Une crèche d’exception
A mi-janvier, les sapins perdent leurs guirlandes, et les santons, enveloppés dans du papier de soie, regagnent leur boîte, serrés les uns contre les autres. La crèche sera rangée pendant une année.
Mais à Coye-la-forêt, il en reste une à qui l'on permet de rester en place un peu plus longtemps. C'est une crèche d'exception. Sa visite n'est pas faite pour les circuits touristiques, aucun guide ne la signale, elle est modestement réservée au cercle familial de Paul, son artisan. Fabriquée d'abord pour les enfants, puis pour les petits-enfants, elle se montre aussi aux amis, aux connaissances, aux voisins. Coye29 a eu le privilège de la voir et de rencontrer son concepteur.
Stupéfaction de découvrir dans un salon un vrai paysage brique et ocre, sous un ciel d'un bleu nuit brillant, qui occupe la largeur d'un mur et qui est peuplé de plus de deux cents sujets. Le regard ne sait où se poser tant les plans et les volumes sont nombreux. Montagnes, chemins, terrasses, grottes, étendues sableuses, escarpements, monuments. Et peu à peu le dessein se découvre. Là-bas, à gauche, vers le point de fuite, creusé dans la roche l'œil reconnaît un temple, le Khazneth, dont l'architecture lui est familière, pour l'avoir vue si souvent filmée et photographiée, ses colonnes ocre surmontées d'un fronton triangulaire. Petra!
Petra, la cité troglodyte créée au VIII° siècle avant J.C par les Nabatéens, qui ne se montre qu’au voyageur qui a marché pendant plus d’un kilomètre entre des falaises de près de 200 mètres de hauteur, dans un étroit défilé qui serpente et se coude, comme si justement le monument se dérobait.

Consigne:
Dressez la liste complète des éléments du paysage énumérés dans la phrase du texte sur la crèche qui commence par « Montagnes ».

Données présentées:
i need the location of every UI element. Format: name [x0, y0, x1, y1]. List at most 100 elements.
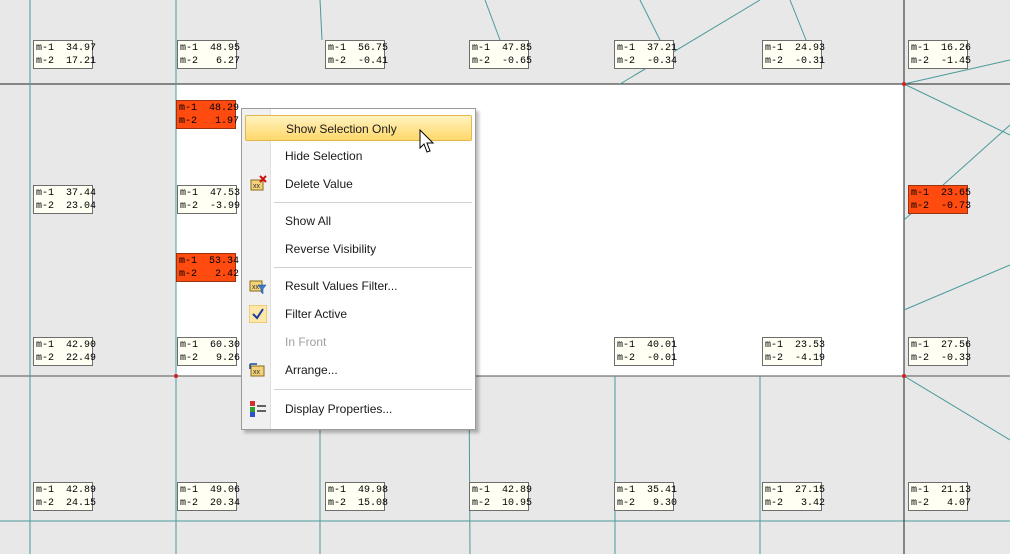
- menu-item-filter-active[interactable]: Filter Active: [245, 301, 472, 327]
- result-value-label[interactable]: m-1 40.01 m-2 -0.01: [614, 337, 678, 366]
- result-value-label[interactable]: m-1 21.13 m-2 4.07: [908, 482, 972, 511]
- mesh-lines: [0, 0, 1010, 554]
- menu-separator: [274, 267, 472, 268]
- result-value-label[interactable]: m-1 42.89 m-2 10.95: [469, 482, 533, 511]
- menu-separator: [274, 389, 472, 390]
- m2-value: m-2 2.42: [179, 269, 240, 280]
- m1-value: m-1 48.95: [180, 43, 241, 54]
- filter-icon: xx: [249, 280, 267, 295]
- m1-value: m-1 27.56: [911, 340, 972, 351]
- menu-item-label: Display Properties...: [285, 402, 393, 416]
- m2-value: m-2 3.42: [765, 498, 826, 509]
- result-value-label[interactable]: m-1 49.06 m-2 20.34: [177, 482, 241, 511]
- result-value-label[interactable]: m-1 48.95 m-2 6.27: [177, 40, 241, 69]
- m1-value: m-1 47.85: [472, 43, 533, 54]
- m1-value: m-1 49.06: [180, 485, 241, 496]
- result-value-label[interactable]: m-1 42.90 m-2 22.49: [33, 337, 97, 366]
- svg-text:xx: xx: [253, 183, 261, 190]
- menu-item-delete-value[interactable]: xx Delete Value: [245, 171, 472, 197]
- m2-value: m-2 9.26: [180, 353, 241, 364]
- m2-value: m-2 9.30: [617, 498, 678, 509]
- menu-item-label: Delete Value: [285, 177, 353, 191]
- m1-value: m-1 23.65: [911, 188, 972, 199]
- result-value-label[interactable]: m-1 23.65 m-2 -0.73: [908, 185, 972, 214]
- menu-item-display-properties[interactable]: Display Properties...: [245, 396, 472, 422]
- m1-value: m-1 53.34: [179, 256, 240, 267]
- m2-value: m-2 24.15: [36, 498, 97, 509]
- menu-item-label: Reverse Visibility: [285, 242, 377, 256]
- result-value-label[interactable]: m-1 60.30 m-2 9.26: [177, 337, 241, 366]
- checkmark-icon: [249, 305, 267, 323]
- result-value-label[interactable]: m-1 27.56 m-2 -0.33: [908, 337, 972, 366]
- menu-item-result-values-filter[interactable]: xx Result Values Filter...: [245, 273, 472, 299]
- m1-value: m-1 42.90: [36, 340, 97, 351]
- menu-item-arrange[interactable]: xx Arrange...: [245, 357, 472, 383]
- svg-text:xx: xx: [253, 369, 261, 376]
- m2-value: m-2 4.07: [911, 498, 972, 509]
- m2-value: m-2 22.49: [36, 353, 97, 364]
- result-value-label[interactable]: m-1 16.26 m-2 -1.45: [908, 40, 972, 69]
- menu-item-label: Filter Active: [285, 307, 348, 321]
- m1-value: m-1 49.98: [328, 485, 389, 496]
- menu-item-label: In Front: [285, 335, 327, 349]
- result-value-label[interactable]: m-1 48.29 m-2 1.97: [176, 100, 240, 129]
- m2-value: m-2 -0.41: [328, 56, 389, 67]
- m1-value: m-1 47.53: [180, 188, 241, 199]
- menu-item-in-front[interactable]: In Front: [245, 329, 472, 355]
- m2-value: m-2 6.27: [180, 56, 241, 67]
- result-value-label[interactable]: m-1 23.53 m-2 -4.19: [762, 337, 826, 366]
- m2-value: m-2 -0.31: [765, 56, 826, 67]
- m1-value: m-1 42.89: [36, 485, 97, 496]
- m1-value: m-1 27.15: [765, 485, 826, 496]
- m2-value: m-2 20.34: [180, 498, 241, 509]
- m2-value: m-2 -3.99: [180, 201, 241, 212]
- result-value-label[interactable]: m-1 27.15 m-2 3.42: [762, 482, 826, 511]
- result-value-label[interactable]: m-1 47.85 m-2 -0.65: [469, 40, 533, 69]
- menu-item-show-all[interactable]: Show All: [245, 208, 472, 234]
- m1-value: m-1 60.30: [180, 340, 241, 351]
- m2-value: m-2 -0.73: [911, 201, 972, 212]
- m2-value: m-2 23.04: [36, 201, 97, 212]
- result-value-label[interactable]: m-1 37.44 m-2 23.04: [33, 185, 97, 214]
- m2-value: m-2 -1.45: [911, 56, 972, 67]
- result-value-label[interactable]: m-1 35.41 m-2 9.30: [614, 482, 678, 511]
- m1-value: m-1 40.01: [617, 340, 678, 351]
- m1-value: m-1 37.44: [36, 188, 97, 199]
- context-menu: Show Selection Only Hide Selection xx De…: [241, 108, 476, 430]
- result-value-label[interactable]: m-1 53.34 m-2 2.42: [176, 253, 240, 282]
- m1-value: m-1 24.93: [765, 43, 826, 54]
- m1-value: m-1 16.26: [911, 43, 972, 54]
- m2-value: m-2 10.95: [472, 498, 533, 509]
- result-value-label[interactable]: m-1 24.93 m-2 -0.31: [762, 40, 826, 69]
- result-value-label[interactable]: m-1 56.75 m-2 -0.41: [325, 40, 389, 69]
- menu-item-label: Show Selection Only: [286, 122, 397, 136]
- result-value-label[interactable]: m-1 34.97 m-2 17.21: [33, 40, 97, 69]
- result-value-label[interactable]: m-1 47.53 m-2 -3.99: [177, 185, 241, 214]
- m1-value: m-1 21.13: [911, 485, 972, 496]
- m2-value: m-2 -0.33: [911, 353, 972, 364]
- result-value-label[interactable]: m-1 42.89 m-2 24.15: [33, 482, 97, 511]
- menu-item-label: Show All: [285, 214, 332, 228]
- menu-separator: [274, 202, 472, 203]
- model-canvas[interactable]: m-1 34.97 m-2 17.21 m-1 48.95 m-2 6.27 m-1 5…: [0, 0, 1010, 554]
- delete-value-icon: xx: [250, 175, 267, 191]
- m1-value: m-1 37.21: [617, 43, 678, 54]
- m1-value: m-1 48.29: [179, 103, 240, 114]
- m2-value: m-2 17.21: [36, 56, 97, 67]
- result-value-label[interactable]: m-1 37.21 m-2 -0.34: [614, 40, 678, 69]
- m2-value: m-2 -0.01: [617, 353, 678, 364]
- mouse-pointer-icon: [419, 129, 435, 153]
- display-properties-icon: [250, 401, 266, 417]
- menu-item-hide-selection[interactable]: Hide Selection: [245, 143, 472, 169]
- m1-value: m-1 56.75: [328, 43, 389, 54]
- m1-value: m-1 42.89: [472, 485, 533, 496]
- m1-value: m-1 23.53: [765, 340, 826, 351]
- result-value-label[interactable]: m-1 49.98 m-2 15.08: [325, 482, 389, 511]
- menu-item-label: Arrange...: [285, 363, 338, 377]
- menu-item-show-selection-only[interactable]: Show Selection Only: [245, 115, 472, 141]
- m2-value: m-2 15.08: [328, 498, 389, 509]
- m1-value: m-1 34.97: [36, 43, 97, 54]
- menu-item-reverse-visibility[interactable]: Reverse Visibility: [245, 236, 472, 262]
- m2-value: m-2 -0.34: [617, 56, 678, 67]
- m2-value: m-2 1.97: [179, 116, 240, 127]
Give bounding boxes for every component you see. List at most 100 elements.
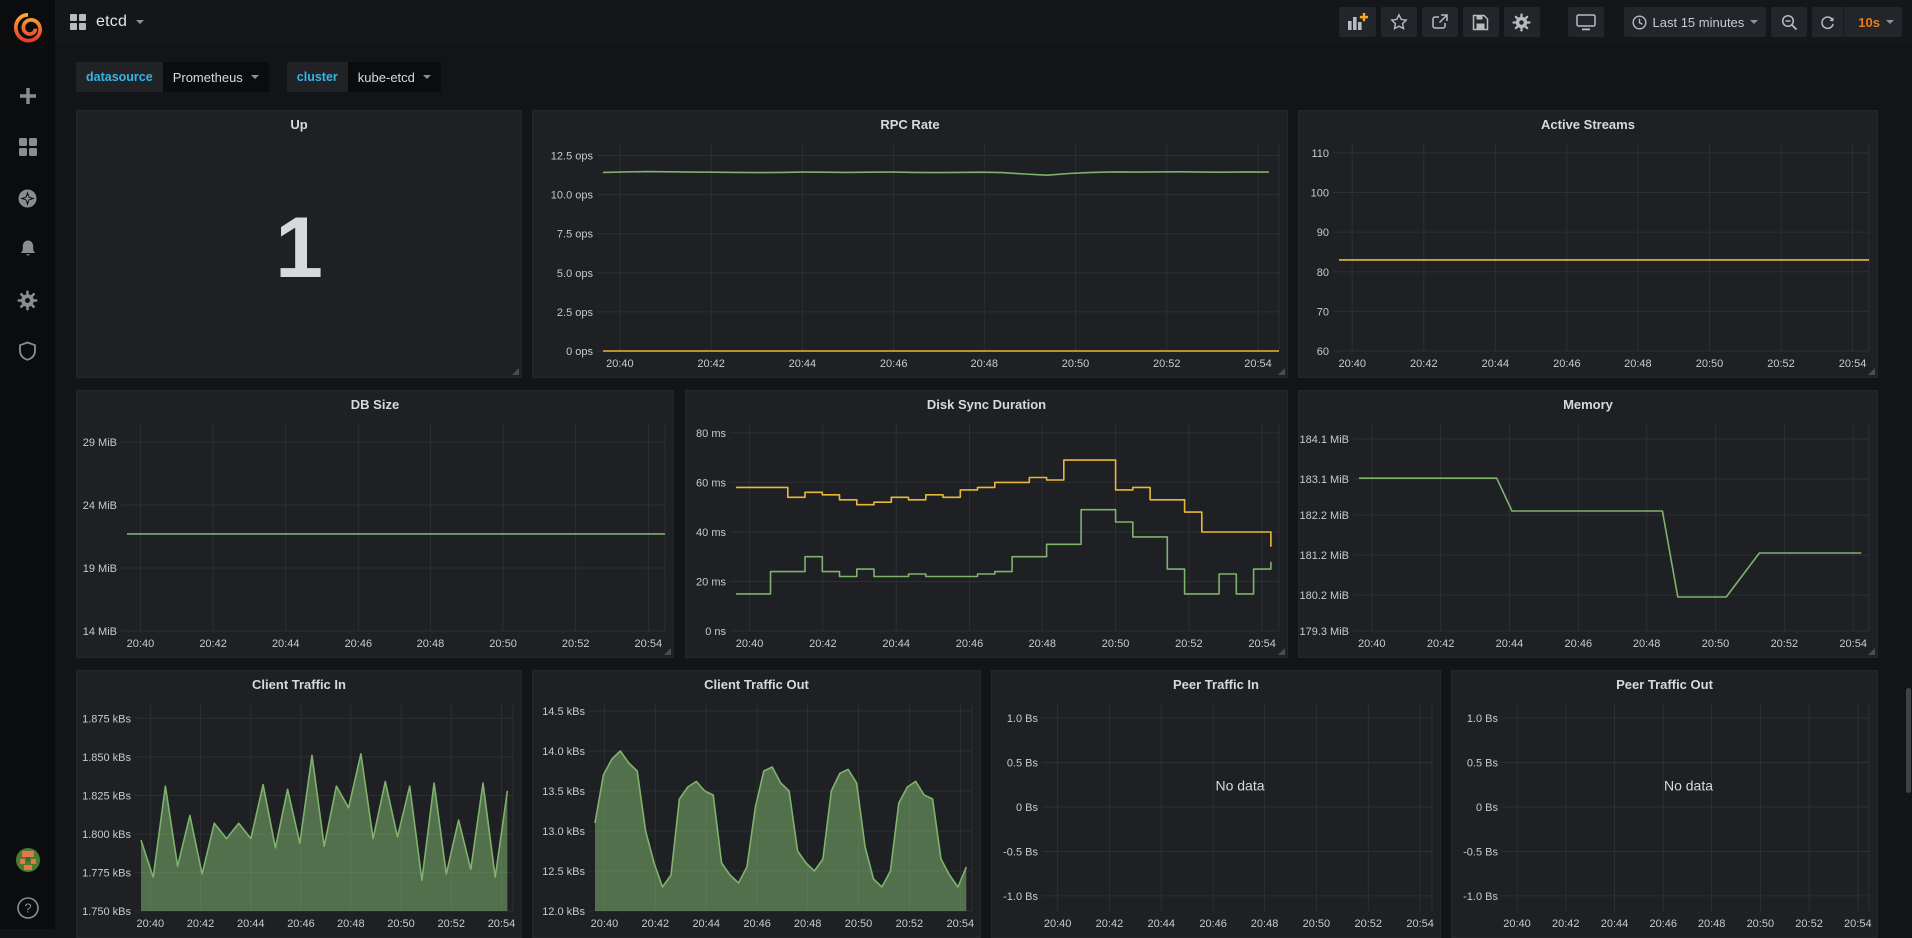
panel-resize-handle[interactable]	[664, 648, 671, 655]
svg-text:20:54: 20:54	[1839, 638, 1867, 650]
server-admin-shield-icon[interactable]	[11, 338, 45, 364]
memory-chart[interactable]: 179.3 MiB180.2 MiB181.2 MiB182.2 MiB183.…	[1299, 417, 1877, 657]
disk-sync-duration-chart[interactable]: 0 ns20 ms40 ms60 ms80 ms20:4020:4220:442…	[686, 417, 1287, 657]
create-plus-icon[interactable]	[11, 83, 45, 109]
client-traffic-out-chart[interactable]: 12.0 kBs12.5 kBs13.0 kBs13.5 kBs14.0 kBs…	[533, 697, 980, 937]
panel-title[interactable]: Client Traffic Out	[533, 671, 980, 697]
svg-text:20:54: 20:54	[488, 918, 516, 930]
svg-text:20:48: 20:48	[337, 918, 365, 930]
panel-title[interactable]: Active Streams	[1299, 111, 1877, 137]
panel-title[interactable]: Client Traffic In	[77, 671, 521, 697]
svg-text:20:50: 20:50	[1696, 358, 1724, 370]
explore-compass-icon[interactable]	[11, 185, 45, 211]
vertical-scrollbar[interactable]	[1906, 688, 1911, 793]
panel-db-size: DB Size 14 MiB19 MiB24 MiB29 MiB20:4020:…	[76, 390, 674, 658]
user-avatar[interactable]	[11, 847, 45, 873]
title-caret-icon[interactable]	[136, 20, 144, 24]
svg-text:20:48: 20:48	[794, 918, 822, 930]
svg-text:20:42: 20:42	[1552, 918, 1580, 930]
svg-text:60 ms: 60 ms	[696, 477, 726, 489]
svg-text:181.2 MiB: 181.2 MiB	[1299, 550, 1349, 562]
zoom-out-time-button[interactable]	[1771, 7, 1807, 37]
panel-resize-handle[interactable]	[1868, 368, 1875, 375]
variable-cluster[interactable]: cluster kube-etcd	[287, 62, 441, 92]
dashboard-grid-icon[interactable]	[69, 9, 87, 35]
configuration-gear-icon[interactable]	[11, 287, 45, 313]
save-dashboard-button[interactable]	[1463, 7, 1499, 37]
panel-resize-handle[interactable]	[1278, 648, 1285, 655]
svg-text:182.2 MiB: 182.2 MiB	[1299, 510, 1349, 522]
svg-text:1.775 kBs: 1.775 kBs	[82, 867, 131, 879]
svg-text:20:48: 20:48	[1028, 638, 1056, 650]
variable-caret-icon	[251, 75, 259, 79]
alerting-bell-icon[interactable]	[11, 236, 45, 262]
svg-text:20:52: 20:52	[1354, 918, 1382, 930]
panel-title[interactable]: Up	[77, 111, 521, 137]
svg-text:183.1 MiB: 183.1 MiB	[1299, 474, 1349, 486]
variable-datasource[interactable]: datasource Prometheus	[76, 62, 269, 92]
svg-text:20:50: 20:50	[1702, 638, 1730, 650]
time-range-picker[interactable]: Last 15 minutes	[1624, 7, 1767, 37]
svg-text:20:40: 20:40	[137, 918, 165, 930]
share-dashboard-button[interactable]	[1422, 7, 1458, 37]
add-panel-button[interactable]	[1339, 7, 1376, 37]
peer-traffic-in-chart[interactable]: -1.0 Bs-0.5 Bs0 Bs0.5 Bs1.0 Bs20:4020:42…	[992, 697, 1440, 937]
variable-value-dropdown[interactable]: kube-etcd	[348, 62, 441, 92]
panel-title[interactable]: Peer Traffic Out	[1452, 671, 1877, 697]
svg-text:29 MiB: 29 MiB	[83, 437, 117, 449]
svg-text:20:42: 20:42	[1410, 358, 1438, 370]
panel-title[interactable]: Peer Traffic In	[992, 671, 1440, 697]
refresh-caret-icon	[1886, 20, 1894, 24]
svg-text:20:46: 20:46	[880, 358, 908, 370]
panel-title[interactable]: Memory	[1299, 391, 1877, 417]
svg-text:20:46: 20:46	[743, 918, 771, 930]
svg-text:1.850 kBs: 1.850 kBs	[82, 752, 131, 764]
svg-text:20:42: 20:42	[642, 918, 670, 930]
peer-traffic-out-chart[interactable]: -1.0 Bs-0.5 Bs0 Bs0.5 Bs1.0 Bs20:4020:42…	[1452, 697, 1877, 937]
svg-text:2.5 ops: 2.5 ops	[557, 307, 594, 319]
panel-disk-sync-duration: Disk Sync Duration 0 ns20 ms40 ms60 ms80…	[685, 390, 1288, 658]
star-dashboard-button[interactable]	[1381, 7, 1417, 37]
client-traffic-in-chart[interactable]: 1.750 kBs1.775 kBs1.800 kBs1.825 kBs1.85…	[77, 697, 521, 937]
variable-label: datasource	[76, 62, 163, 92]
panel-rpc-rate: RPC Rate 0 ops2.5 ops5.0 ops7.5 ops10.0 …	[532, 110, 1288, 378]
variable-value-dropdown[interactable]: Prometheus	[163, 62, 269, 92]
svg-text:0 ops: 0 ops	[566, 346, 593, 358]
db-size-chart[interactable]: 14 MiB19 MiB24 MiB29 MiB20:4020:4220:442…	[77, 417, 673, 657]
rpc-rate-chart[interactable]: 0 ops2.5 ops5.0 ops7.5 ops10.0 ops12.5 o…	[533, 137, 1287, 377]
svg-text:100: 100	[1311, 188, 1329, 200]
panel-resize-handle[interactable]	[1868, 648, 1875, 655]
panel-title[interactable]: DB Size	[77, 391, 673, 417]
svg-text:20:44: 20:44	[1496, 638, 1524, 650]
svg-text:20:52: 20:52	[437, 918, 465, 930]
svg-text:20:48: 20:48	[1698, 918, 1726, 930]
grafana-logo-icon[interactable]	[0, 0, 55, 55]
panel-title[interactable]: Disk Sync Duration	[686, 391, 1287, 417]
svg-text:20:46: 20:46	[1553, 358, 1581, 370]
svg-text:20:52: 20:52	[1767, 358, 1795, 370]
svg-text:20:40: 20:40	[127, 638, 155, 650]
stat-value: 1	[275, 199, 323, 298]
panel-resize-handle[interactable]	[512, 368, 519, 375]
dashboard-settings-gear-icon[interactable]	[1504, 7, 1540, 37]
svg-text:20:44: 20:44	[882, 638, 910, 650]
svg-text:20:50: 20:50	[845, 918, 873, 930]
active-streams-chart[interactable]: 6070809010011020:4020:4220:4420:4620:482…	[1299, 137, 1877, 377]
svg-text:20:54: 20:54	[947, 918, 975, 930]
svg-text:20:44: 20:44	[1482, 358, 1510, 370]
svg-text:20:44: 20:44	[237, 918, 265, 930]
dashboard-title[interactable]: etcd	[96, 13, 127, 31]
svg-text:20:40: 20:40	[1503, 918, 1531, 930]
panel-title[interactable]: RPC Rate	[533, 111, 1287, 137]
clock-icon	[1632, 15, 1647, 30]
svg-text:20:40: 20:40	[591, 918, 619, 930]
tv-cycle-view-button[interactable]	[1568, 7, 1604, 37]
svg-text:10.0 ops: 10.0 ops	[551, 190, 594, 202]
panel-resize-handle[interactable]	[1278, 368, 1285, 375]
dashboards-icon[interactable]	[11, 134, 45, 160]
variable-label: cluster	[287, 62, 348, 92]
help-icon[interactable]: ?	[11, 895, 45, 921]
refresh-picker[interactable]: 10s	[1812, 7, 1902, 37]
svg-text:20:40: 20:40	[1358, 638, 1386, 650]
svg-text:20:40: 20:40	[1338, 358, 1366, 370]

Résultat de l'exercice:
- Montagnes
- Chemins
- Terrasses
- Grottes
- Étendues sableuses
- Escarpements
- Monuments